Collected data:

====================

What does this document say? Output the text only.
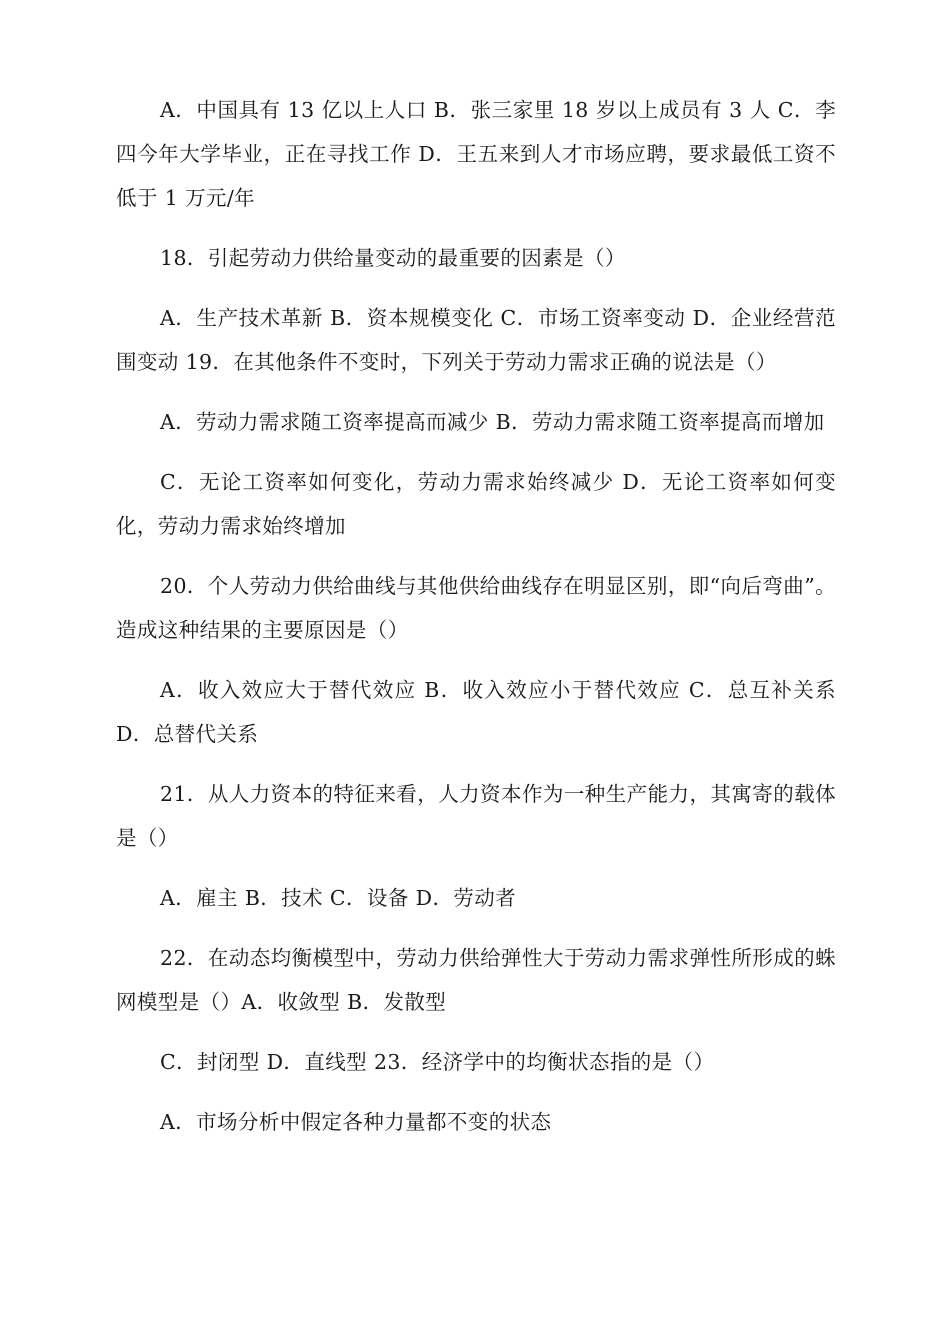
A．中国具有 13 亿以上人口 B．张三家里 18 岁以上成员有 3 人 C．李四今年大学毕业，正在寻找工作 D．王五来到人才市场应聘，要求最低工资不低于 1 万元/年

18．引起劳动力供给量变动的最重要的因素是（）

A．生产技术革新 B．资本规模变化 C．市场工资率变动 D．企业经营范围变动 19．在其他条件不变时，下列关于劳动力需求正确的说法是（）

A．劳动力需求随工资率提高而减少 B．劳动力需求随工资率提高而增加

C．无论工资率如何变化，劳动力需求始终减少 D．无论工资率如何变化，劳动力需求始终增加

20．个人劳动力供给曲线与其他供给曲线存在明显区别，即“向后弯曲”。造成这种结果的主要原因是（）

A．收入效应大于替代效应 B．收入效应小于替代效应 C．总互补关系 D．总替代关系

21．从人力资本的特征来看，人力资本作为一种生产能力，其寓寄的载体是（）

A．雇主 B．技术 C．设备 D．劳动者

22．在动态均衡模型中，劳动力供给弹性大于劳动力需求弹性所形成的蛛网模型是（）A．收敛型 B．发散型

C．封闭型 D．直线型 23．经济学中的均衡状态指的是（）

A．市场分析中假定各种力量都不变的状态
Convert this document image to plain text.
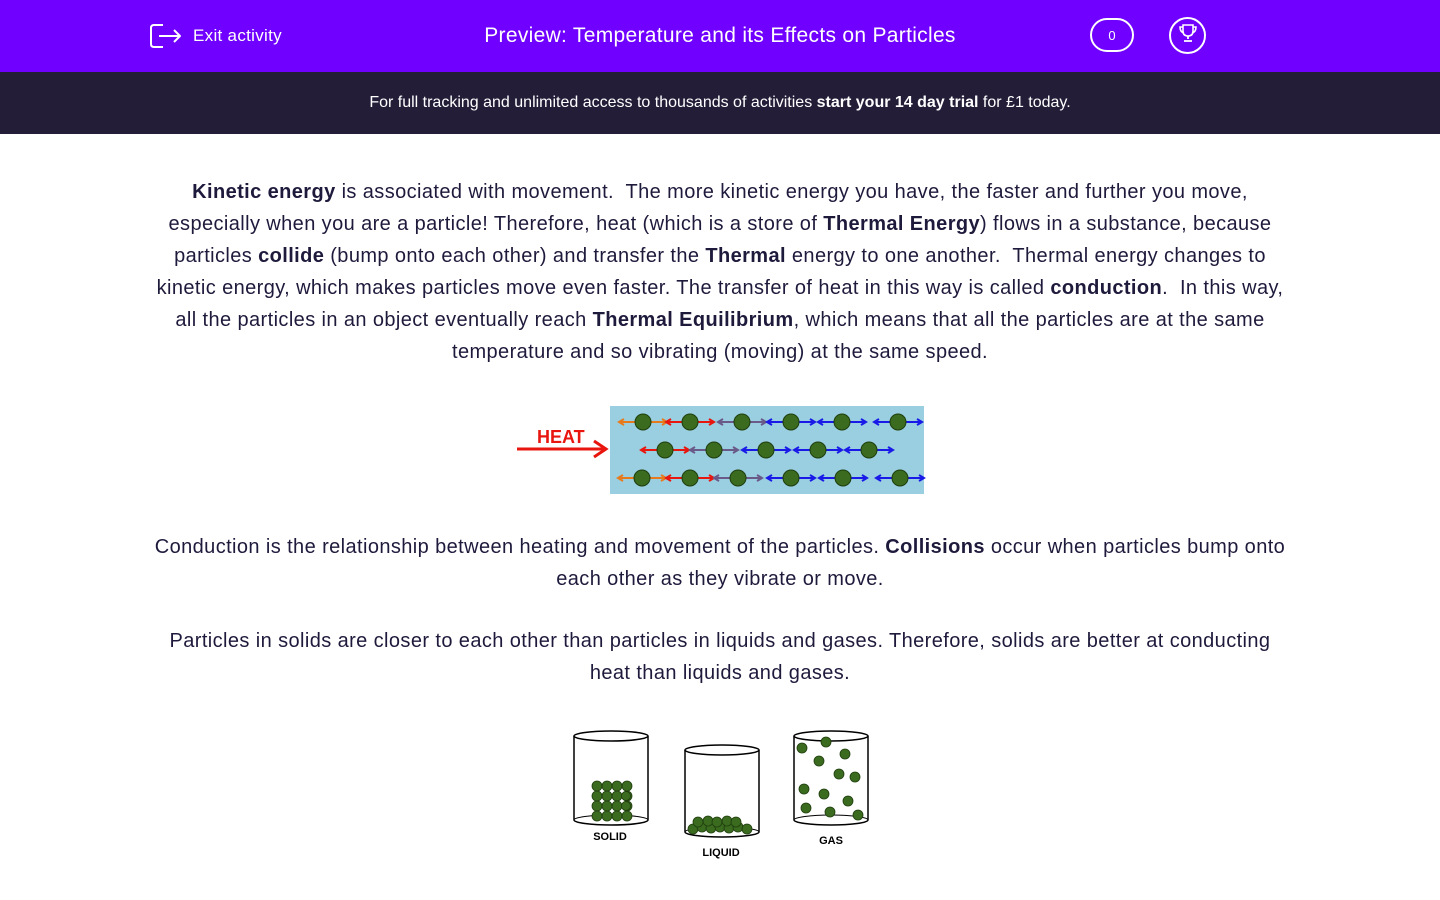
Exit activity	Preview: Temperature and its Effects on Particles	0
For full tracking and unlimited access to thousands of activities start your 14 day trial for £1 today.

Kinetic energy is associated with movement.  The more kinetic energy you have, the faster and further you move, especially when you are a particle! Therefore, heat (which is a store of Thermal Energy) flows in a substance, because particles collide (bump onto each other) and transfer the Thermal energy to one another.  Thermal energy changes to kinetic energy, which makes particles move even faster. The transfer of heat in this way is called conduction.  In this way, all the particles in an object eventually reach Thermal Equilibrium, which means that all the particles are at the same temperature and so vibrating (moving) at the same speed.

HEAT
Conduction is the relationship between heating and movement of the particles. Collisions occur when particles bump onto each other as they vibrate or move.
Particles in solids are closer to each other than particles in liquids and gases. Therefore, solids are better at conducting heat than liquids and gases.
SOLID
LIQUID
GAS
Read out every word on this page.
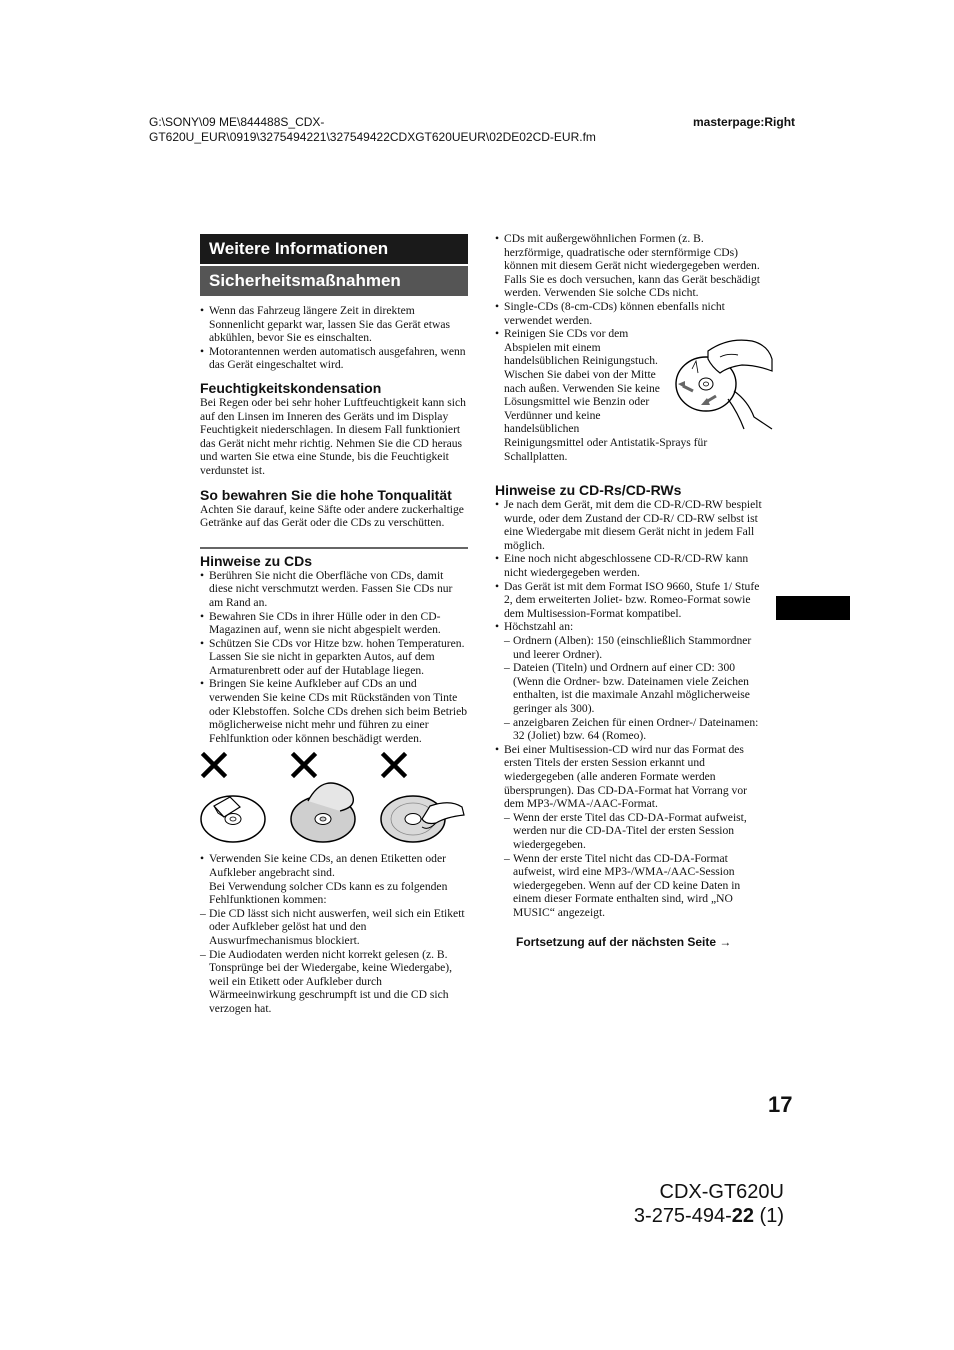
G:\SONY\09 ME\844488S_CDX-
GT620U_EUR\0919\3275494221\327549422CDXGT620UEUR\02DE02CD-EUR.fm
masterpage:Right
Weitere Informationen
Sicherheitsmaßnahmen
• Wenn das Fahrzeug längere Zeit in direktem Sonnenlicht geparkt war, lassen Sie das Gerät etwas abkühlen, bevor Sie es einschalten.
• Motorantennen werden automatisch ausgefahren, wenn das Gerät eingeschaltet wird.

Feuchtigkeitskondensation

Bei Regen oder bei sehr hoher Luftfeuchtigkeit kann sich auf den Linsen im Inneren des Geräts und im Display Feuchtigkeit niederschlagen. In diesem Fall funktioniert das Gerät nicht mehr richtig. Nehmen Sie die CD heraus und warten Sie etwa eine Stunde, bis die Feuchtigkeit verdunstet ist.

So bewahren Sie die hohe Tonqualität

Achten Sie darauf, keine Säfte oder andere zuckerhaltige Getränke auf das Gerät oder die CDs zu verschütten.

Hinweise zu CDs

• Berühren Sie nicht die Oberfläche von CDs, damit diese nicht verschmutzt werden. Fassen Sie CDs nur am Rand an.
• Bewahren Sie CDs in ihrer Hülle oder in den CD-Magazinen auf, wenn sie nicht abgespielt werden.
• Schützen Sie CDs vor Hitze bzw. hohen Temperaturen. Lassen Sie sie nicht in geparkten Autos, auf dem Armaturenbrett oder auf der Hutablage liegen.
• Bringen Sie keine Aufkleber auf CDs an und verwenden Sie keine CDs mit Rückständen von Tinte oder Klebstoffen. Solche CDs drehen sich beim Betrieb möglicherweise nicht mehr und führen zu einer Fehlfunktion oder können beschädigt werden.

• Verwenden Sie keine CDs, an denen Etiketten oder Aufkleber angebracht sind.

Bei Verwendung solcher CDs kann es zu folgenden Fehlfunktionen kommen:

– Die CD lässt sich nicht auswerfen, weil sich ein Etikett oder Aufkleber gelöst hat und den Auswurfmechanismus blockiert.
– Die Audiodaten werden nicht korrekt gelesen (z. B. Tonsprünge bei der Wiedergabe, keine Wiedergabe), weil ein Etikett oder Aufkleber durch Wärmeeinwirkung geschrumpft ist und die CD sich verzogen hat.
• CDs mit außergewöhnlichen Formen (z. B. herzförmige, quadratische oder sternförmige CDs) können mit diesem Gerät nicht wiedergegeben werden. Falls Sie es doch versuchen, kann das Gerät beschädigt werden. Verwenden Sie solche CDs nicht.
• Single-CDs (8-cm-CDs) können ebenfalls nicht verwendet werden.
• Reinigen Sie CDs vor dem Abspielen mit einem handelsüblichen Reinigungstuch. Wischen Sie dabei von der Mitte nach außen. Verwenden Sie keine Lösungsmittel wie Benzin oder Verdünner und keine handelsüblichen
Reinigungsmittel oder Antistatik-Sprays für Schallplatten.

Hinweise zu CD-Rs/CD-RWs

• Je nach dem Gerät, mit dem die CD-R/CD-RW bespielt wurde, oder dem Zustand der CD-R/ CD-RW selbst ist eine Wiedergabe mit diesem Gerät nicht in jedem Fall möglich.
• Eine noch nicht abgeschlossene CD-R/CD-RW kann nicht wiedergegeben werden.
• Das Gerät ist mit dem Format ISO 9660, Stufe 1/ Stufe 2, dem erweiterten Joliet- bzw. Romeo-Format sowie dem Multisession-Format kompatibel.

• Höchstzahl an:

– Ordnern (Alben): 150 (einschließlich Stammordner und leerer Ordner).
– Dateien (Titeln) und Ordnern auf einer CD: 300 (Wenn die Ordner- bzw. Dateinamen viele Zeichen enthalten, ist die maximale Anzahl möglicherweise geringer als 300).
– anzeigbaren Zeichen für einen Ordner-/ Dateinamen: 32 (Joliet) bzw. 64 (Romeo).

• Bei einer Multisession-CD wird nur das Format des ersten Titels der ersten Session erkannt und wiedergegeben (alle anderen Formate werden übersprungen). Das CD-DA-Format hat Vorrang vor dem MP3-/WMA-/AAC-Format.

– Wenn der erste Titel das CD-DA-Format aufweist, werden nur die CD-DA-Titel der ersten Session wiedergegeben.
– Wenn der erste Titel nicht das CD-DA-Format aufweist, wird eine MP3-/WMA-/AAC-Session wiedergegeben. Wenn auf der CD keine Daten in einem dieser Formate enthalten sind, wird „NO MUSIC“ angezeigt.
Fortsetzung auf der nächsten Seite →
17
CDX-GT620U
3-275-494-22 (1)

====================

=== Work to complete ===
Return every line from the records above that holds the word "nach".

=== Worked solution ===
• Reinigen Sie CDs vor dem Abspielen mit einem handelsüblichen Reinigungstuch. Wischen Sie dabei von der Mitte nach außen. Verwenden Sie keine Lösungsmittel wie Benzin oder Verdünner und keine handelsüblichen
• Je nach dem Gerät, mit dem die CD-R/CD-RW bespielt wurde, oder dem Zustand der CD-R/ CD-RW selbst ist eine Wiedergabe mit diesem Gerät nicht in jedem Fall möglich.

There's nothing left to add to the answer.